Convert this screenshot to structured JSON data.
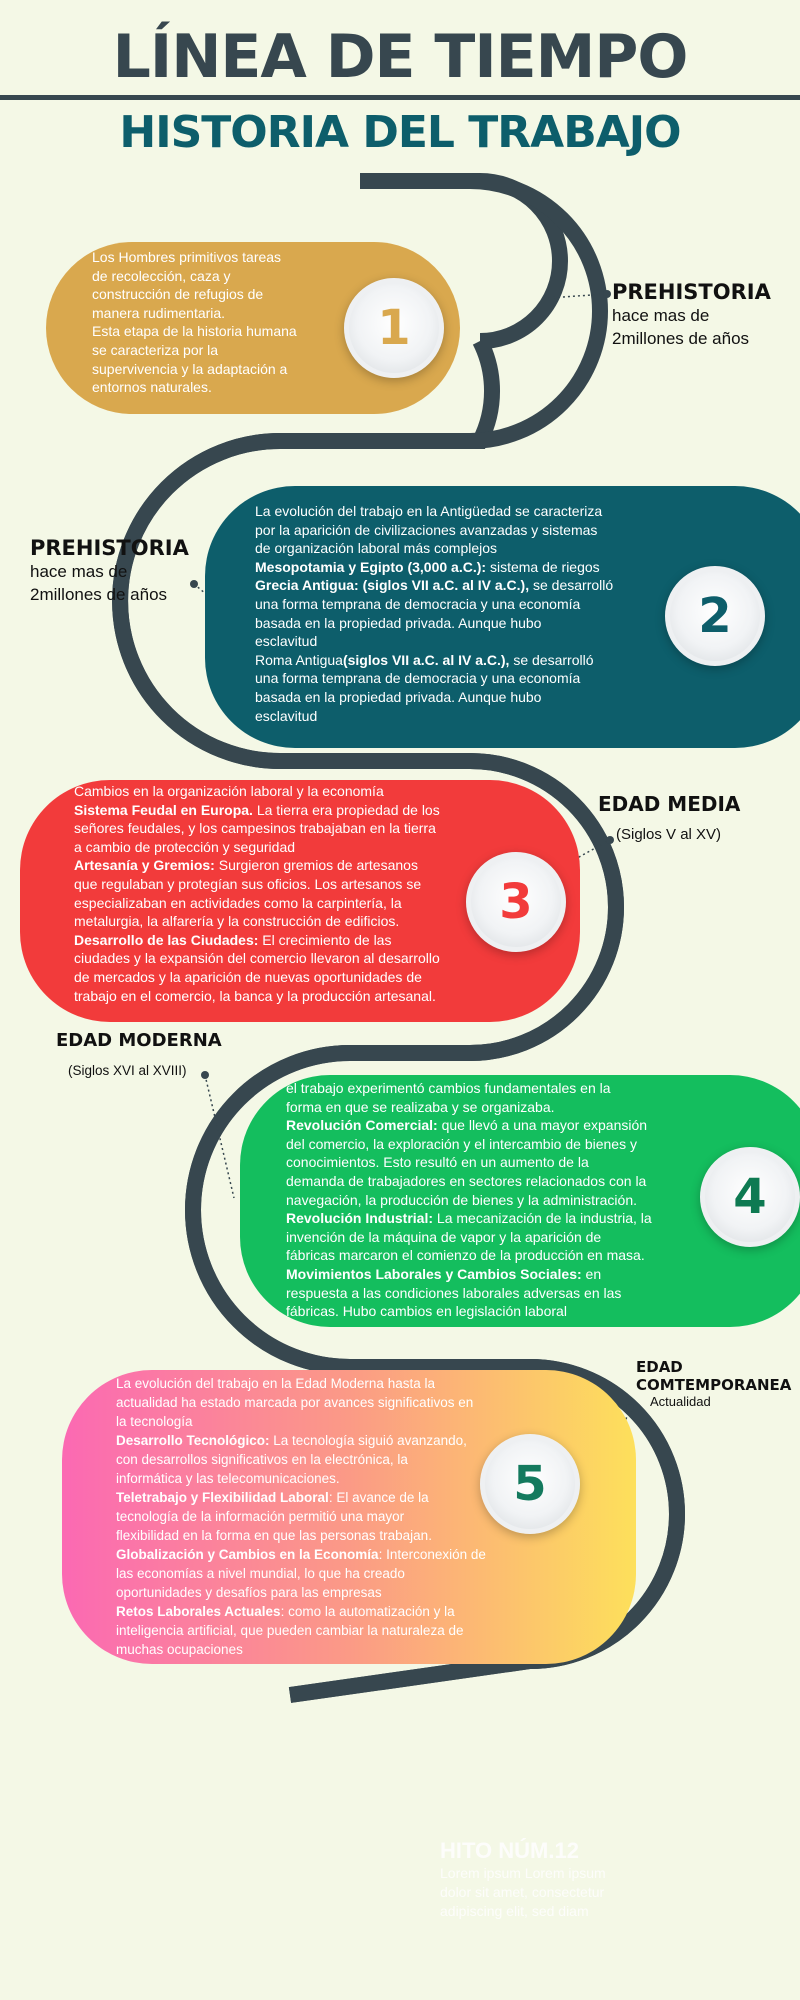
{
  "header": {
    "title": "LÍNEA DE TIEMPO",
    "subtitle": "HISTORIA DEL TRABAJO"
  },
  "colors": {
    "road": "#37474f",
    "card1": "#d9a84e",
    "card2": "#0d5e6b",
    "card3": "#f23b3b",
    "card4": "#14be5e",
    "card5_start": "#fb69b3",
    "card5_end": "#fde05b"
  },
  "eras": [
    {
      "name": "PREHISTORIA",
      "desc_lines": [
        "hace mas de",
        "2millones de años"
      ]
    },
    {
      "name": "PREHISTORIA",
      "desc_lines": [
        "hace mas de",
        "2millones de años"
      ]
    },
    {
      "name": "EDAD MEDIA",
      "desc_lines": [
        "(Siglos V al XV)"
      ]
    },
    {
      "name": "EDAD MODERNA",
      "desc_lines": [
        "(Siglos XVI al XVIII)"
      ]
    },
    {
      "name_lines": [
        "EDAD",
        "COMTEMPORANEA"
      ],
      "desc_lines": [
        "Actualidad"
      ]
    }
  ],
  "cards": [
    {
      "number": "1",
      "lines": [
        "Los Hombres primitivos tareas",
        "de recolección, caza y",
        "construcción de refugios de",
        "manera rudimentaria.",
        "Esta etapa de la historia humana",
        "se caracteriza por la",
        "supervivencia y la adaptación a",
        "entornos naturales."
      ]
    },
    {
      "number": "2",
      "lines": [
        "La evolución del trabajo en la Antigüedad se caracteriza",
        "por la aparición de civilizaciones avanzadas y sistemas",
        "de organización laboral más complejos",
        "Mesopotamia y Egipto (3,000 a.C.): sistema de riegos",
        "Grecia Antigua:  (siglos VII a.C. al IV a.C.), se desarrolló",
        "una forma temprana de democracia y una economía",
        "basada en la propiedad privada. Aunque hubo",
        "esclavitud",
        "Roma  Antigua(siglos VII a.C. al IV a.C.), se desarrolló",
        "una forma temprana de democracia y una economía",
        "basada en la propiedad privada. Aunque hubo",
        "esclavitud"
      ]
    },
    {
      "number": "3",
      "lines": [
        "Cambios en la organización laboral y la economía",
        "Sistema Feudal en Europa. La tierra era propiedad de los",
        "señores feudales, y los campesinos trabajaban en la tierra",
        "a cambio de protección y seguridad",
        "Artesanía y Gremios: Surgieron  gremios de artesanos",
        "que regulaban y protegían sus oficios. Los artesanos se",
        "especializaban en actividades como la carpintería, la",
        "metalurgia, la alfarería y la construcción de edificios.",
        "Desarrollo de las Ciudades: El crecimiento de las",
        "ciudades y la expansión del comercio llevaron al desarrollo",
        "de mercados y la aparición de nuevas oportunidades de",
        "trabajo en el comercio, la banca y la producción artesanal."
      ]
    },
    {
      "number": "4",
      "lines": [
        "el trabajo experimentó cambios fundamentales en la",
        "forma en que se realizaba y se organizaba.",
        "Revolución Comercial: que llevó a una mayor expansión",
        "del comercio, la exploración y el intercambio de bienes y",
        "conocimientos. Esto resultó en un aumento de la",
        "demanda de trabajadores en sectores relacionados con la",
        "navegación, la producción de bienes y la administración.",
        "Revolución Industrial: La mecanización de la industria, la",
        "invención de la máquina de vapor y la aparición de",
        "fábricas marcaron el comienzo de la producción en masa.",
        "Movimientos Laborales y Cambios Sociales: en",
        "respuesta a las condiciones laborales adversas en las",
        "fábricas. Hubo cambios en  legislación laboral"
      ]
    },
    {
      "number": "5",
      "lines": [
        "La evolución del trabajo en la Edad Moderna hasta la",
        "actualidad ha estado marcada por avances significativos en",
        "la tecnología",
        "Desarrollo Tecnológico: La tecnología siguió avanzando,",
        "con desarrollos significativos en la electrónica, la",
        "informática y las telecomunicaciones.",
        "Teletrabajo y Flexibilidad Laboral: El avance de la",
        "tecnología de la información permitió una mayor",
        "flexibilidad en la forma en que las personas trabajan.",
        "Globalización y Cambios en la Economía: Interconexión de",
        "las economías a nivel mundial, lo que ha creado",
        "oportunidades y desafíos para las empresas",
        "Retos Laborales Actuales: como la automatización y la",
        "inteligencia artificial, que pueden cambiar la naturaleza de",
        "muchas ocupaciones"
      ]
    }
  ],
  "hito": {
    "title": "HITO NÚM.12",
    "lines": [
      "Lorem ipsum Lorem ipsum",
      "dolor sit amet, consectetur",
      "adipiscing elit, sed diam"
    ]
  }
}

———

Problem to solve> Retype the whole listing, keeping every line identical and omitting all pictures.

Problem solution>
Convert this screenshot to structured JSON data.
{
  "header": {
    "title": "LÍNEA DE TIEMPO",
    "subtitle": "HISTORIA DEL TRABAJO"
  },
  "colors": {
    "road": "#37474f",
    "card1": "#d9a84e",
    "card2": "#0d5e6b",
    "card3": "#f23b3b",
    "card4": "#14be5e",
    "card5_start": "#fb69b3",
    "card5_end": "#fde05b"
  },
  "eras": [
    {
      "name": "PREHISTORIA",
      "desc_lines": [
        "hace mas de",
        "2millones de años"
      ]
    },
    {
      "name": "PREHISTORIA",
      "desc_lines": [
        "hace mas de",
        "2millones de años"
      ]
    },
    {
      "name": "EDAD MEDIA",
      "desc_lines": [
        "(Siglos V al XV)"
      ]
    },
    {
      "name": "EDAD MODERNA",
      "desc_lines": [
        "(Siglos XVI al XVIII)"
      ]
    },
    {
      "name_lines": [
        "EDAD",
        "COMTEMPORANEA"
      ],
      "desc_lines": [
        "Actualidad"
      ]
    }
  ],
  "cards": [
    {
      "number": "1",
      "lines": [
        "Los Hombres primitivos tareas",
        "de recolección, caza y",
        "construcción de refugios de",
        "manera rudimentaria.",
        "Esta etapa de la historia humana",
        "se caracteriza por la",
        "supervivencia y la adaptación a",
        "entornos naturales."
      ]
    },
    {
      "number": "2",
      "lines": [
        "La evolución del trabajo en la Antigüedad se caracteriza",
        "por la aparición de civilizaciones avanzadas y sistemas",
        "de organización laboral más complejos",
        "Mesopotamia y Egipto (3,000 a.C.): sistema de riegos",
        "Grecia Antigua:  (siglos VII a.C. al IV a.C.), se desarrolló",
        "una forma temprana de democracia y una economía",
        "basada en la propiedad privada. Aunque hubo",
        "esclavitud",
        "Roma  Antigua(siglos VII a.C. al IV a.C.), se desarrolló",
        "una forma temprana de democracia y una economía",
        "basada en la propiedad privada. Aunque hubo",
        "esclavitud"
      ]
    },
    {
      "number": "3",
      "lines": [
        "Cambios en la organización laboral y la economía",
        "Sistema Feudal en Europa. La tierra era propiedad de los",
        "señores feudales, y los campesinos trabajaban en la tierra",
        "a cambio de protección y seguridad",
        "Artesanía y Gremios: Surgieron  gremios de artesanos",
        "que regulaban y protegían sus oficios. Los artesanos se",
        "especializaban en actividades como la carpintería, la",
        "metalurgia, la alfarería y la construcción de edificios.",
        "Desarrollo de las Ciudades: El crecimiento de las",
        "ciudades y la expansión del comercio llevaron al desarrollo",
        "de mercados y la aparición de nuevas oportunidades de",
        "trabajo en el comercio, la banca y la producción artesanal."
      ]
    },
    {
      "number": "4",
      "lines": [
        "el trabajo experimentó cambios fundamentales en la",
        "forma en que se realizaba y se organizaba.",
        "Revolución Comercial: que llevó a una mayor expansión",
        "del comercio, la exploración y el intercambio de bienes y",
        "conocimientos. Esto resultó en un aumento de la",
        "demanda de trabajadores en sectores relacionados con la",
        "navegación, la producción de bienes y la administración.",
        "Revolución Industrial: La mecanización de la industria, la",
        "invención de la máquina de vapor y la aparición de",
        "fábricas marcaron el comienzo de la producción en masa.",
        "Movimientos Laborales y Cambios Sociales: en",
        "respuesta a las condiciones laborales adversas en las",
        "fábricas. Hubo cambios en  legislación laboral"
      ]
    },
    {
      "number": "5",
      "lines": [
        "La evolución del trabajo en la Edad Moderna hasta la",
        "actualidad ha estado marcada por avances significativos en",
        "la tecnología",
        "Desarrollo Tecnológico: La tecnología siguió avanzando,",
        "con desarrollos significativos en la electrónica, la",
        "informática y las telecomunicaciones.",
        "Teletrabajo y Flexibilidad Laboral: El avance de la",
        "tecnología de la información permitió una mayor",
        "flexibilidad en la forma en que las personas trabajan.",
        "Globalización y Cambios en la Economía: Interconexión de",
        "las economías a nivel mundial, lo que ha creado",
        "oportunidades y desafíos para las empresas",
        "Retos Laborales Actuales: como la automatización y la",
        "inteligencia artificial, que pueden cambiar la naturaleza de",
        "muchas ocupaciones"
      ]
    }
  ],
  "hito": {
    "title": "HITO NÚM.12",
    "lines": [
      "Lorem ipsum Lorem ipsum",
      "dolor sit amet, consectetur",
      "adipiscing elit, sed diam"
    ]
  }
}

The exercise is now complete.